● **LISTED ENTRIES**
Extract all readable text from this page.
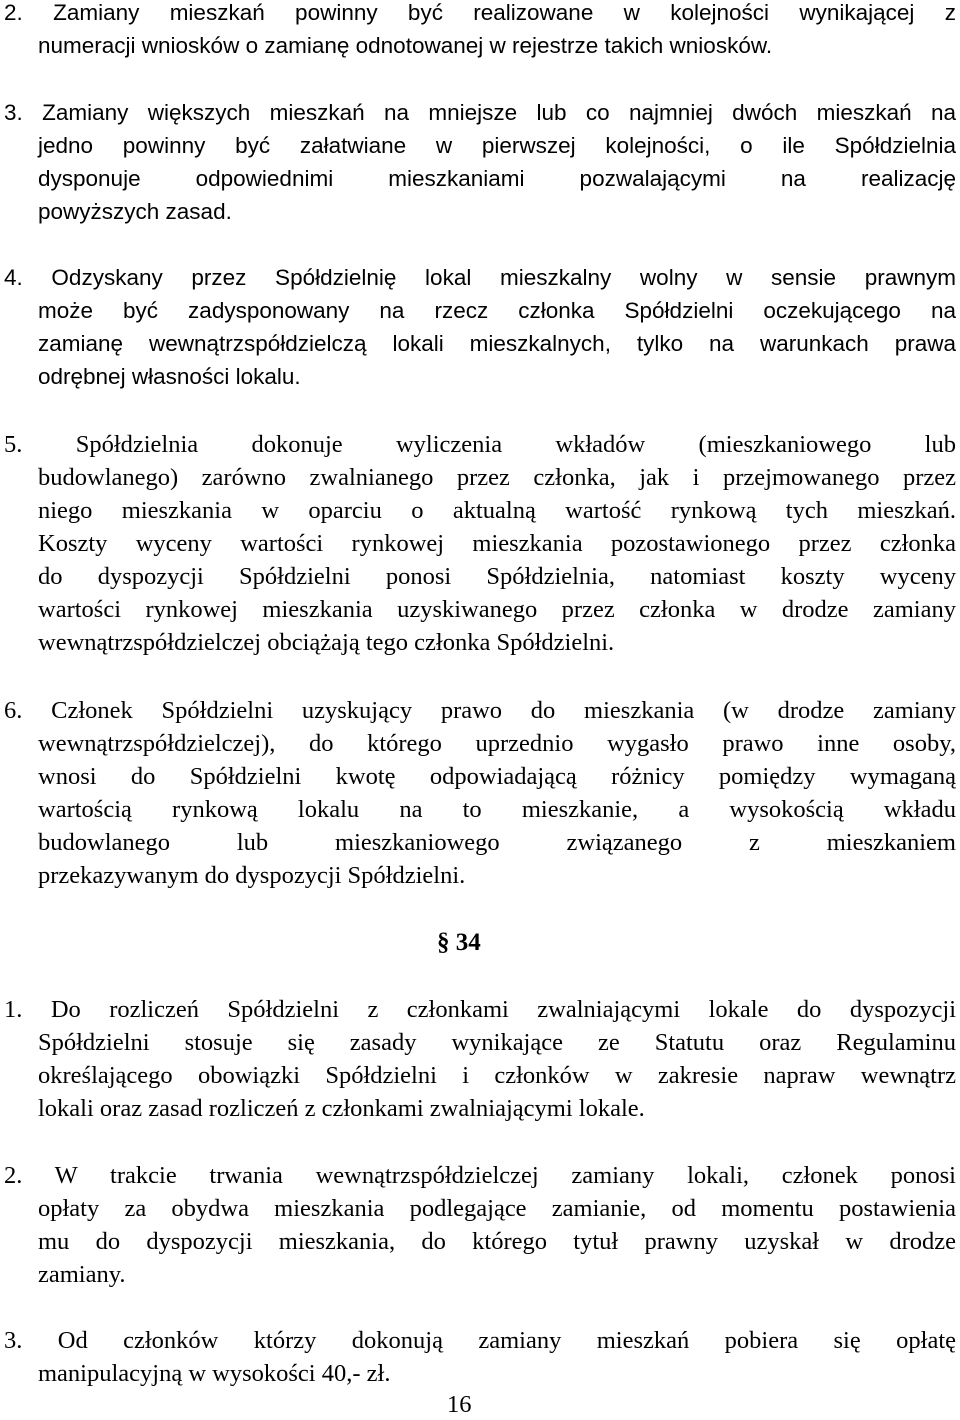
2. Zamiany mieszkań powinny być realizowane w kolejności wynikającej z
numeracji wniosków o zamianę odnotowanej w rejestrze takich wniosków.
3. Zamiany większych mieszkań na mniejsze lub co najmniej dwóch mieszkań na
jedno powinny być załatwiane w pierwszej kolejności, o ile Spółdzielnia
dysponuje odpowiednimi mieszkaniami pozwalającymi na realizację
powyższych zasad.
4. Odzyskany przez Spółdzielnię lokal mieszkalny wolny w sensie prawnym
może być zadysponowany na rzecz członka Spółdzielni oczekującego na
zamianę wewnątrzspółdzielczą lokali mieszkalnych, tylko na warunkach prawa
odrębnej własności lokalu.
5. Spółdzielnia dokonuje wyliczenia wkładów (mieszkaniowego lub
budowlanego) zarówno zwalnianego przez członka, jak i przejmowanego przez
niego mieszkania w oparciu o aktualną wartość rynkową tych mieszkań.
Koszty wyceny wartości rynkowej mieszkania pozostawionego przez członka
do dyspozycji Spółdzielni ponosi Spółdzielnia, natomiast koszty wyceny
wartości rynkowej mieszkania uzyskiwanego przez członka w drodze zamiany
wewnątrzspółdzielczej obciążają tego członka Spółdzielni.
6. Członek Spółdzielni uzyskujący prawo do mieszkania (w drodze zamiany
wewnątrzspółdzielczej), do którego uprzednio wygasło prawo inne osoby,
wnosi do Spółdzielni kwotę odpowiadającą różnicy pomiędzy wymaganą
wartością rynkową lokalu na to mieszkanie, a wysokością wkładu
budowlanego lub mieszkaniowego związanego z mieszkaniem
przekazywanym do dyspozycji Spółdzielni.
§ 34
1. Do rozliczeń Spółdzielni z członkami zwalniającymi lokale do dyspozycji
Spółdzielni stosuje się zasady wynikające ze Statutu oraz Regulaminu
określającego obowiązki Spółdzielni i członków w zakresie napraw wewnątrz
lokali oraz zasad rozliczeń z członkami zwalniającymi lokale.
2. W trakcie trwania wewnątrzspółdzielczej zamiany lokali, członek ponosi
opłaty za obydwa mieszkania podlegające zamianie, od momentu postawienia
mu do dyspozycji mieszkania, do którego tytuł prawny uzyskał w drodze
zamiany.
3. Od członków którzy dokonują zamiany mieszkań pobiera się opłatę
manipulacyjną w wysokości 40,- zł.
16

● **THE REQUEST**
Write out all the entries again, word for word, and print no images.

● **RESPONSE**
Extract all readable text from this page.
2. Zamiany mieszkań powinny być realizowane w kolejności wynikającej z
numeracji wniosków o zamianę odnotowanej w rejestrze takich wniosków.
3. Zamiany większych mieszkań na mniejsze lub co najmniej dwóch mieszkań na
jedno powinny być załatwiane w pierwszej kolejności, o ile Spółdzielnia
dysponuje odpowiednimi mieszkaniami pozwalającymi na realizację
powyższych zasad.
4. Odzyskany przez Spółdzielnię lokal mieszkalny wolny w sensie prawnym
może być zadysponowany na rzecz członka Spółdzielni oczekującego na
zamianę wewnątrzspółdzielczą lokali mieszkalnych, tylko na warunkach prawa
odrębnej własności lokalu.
5. Spółdzielnia dokonuje wyliczenia wkładów (mieszkaniowego lub
budowlanego) zarówno zwalnianego przez członka, jak i przejmowanego przez
niego mieszkania w oparciu o aktualną wartość rynkową tych mieszkań.
Koszty wyceny wartości rynkowej mieszkania pozostawionego przez członka
do dyspozycji Spółdzielni ponosi Spółdzielnia, natomiast koszty wyceny
wartości rynkowej mieszkania uzyskiwanego przez członka w drodze zamiany
wewnątrzspółdzielczej obciążają tego członka Spółdzielni.
6. Członek Spółdzielni uzyskujący prawo do mieszkania (w drodze zamiany
wewnątrzspółdzielczej), do którego uprzednio wygasło prawo inne osoby,
wnosi do Spółdzielni kwotę odpowiadającą różnicy pomiędzy wymaganą
wartością rynkową lokalu na to mieszkanie, a wysokością wkładu
budowlanego lub mieszkaniowego związanego z mieszkaniem
przekazywanym do dyspozycji Spółdzielni.
§ 34
1. Do rozliczeń Spółdzielni z członkami zwalniającymi lokale do dyspozycji
Spółdzielni stosuje się zasady wynikające ze Statutu oraz Regulaminu
określającego obowiązki Spółdzielni i członków w zakresie napraw wewnątrz
lokali oraz zasad rozliczeń z członkami zwalniającymi lokale.
2. W trakcie trwania wewnątrzspółdzielczej zamiany lokali, członek ponosi
opłaty za obydwa mieszkania podlegające zamianie, od momentu postawienia
mu do dyspozycji mieszkania, do którego tytuł prawny uzyskał w drodze
zamiany.
3. Od członków którzy dokonują zamiany mieszkań pobiera się opłatę
manipulacyjną w wysokości 40,- zł.
16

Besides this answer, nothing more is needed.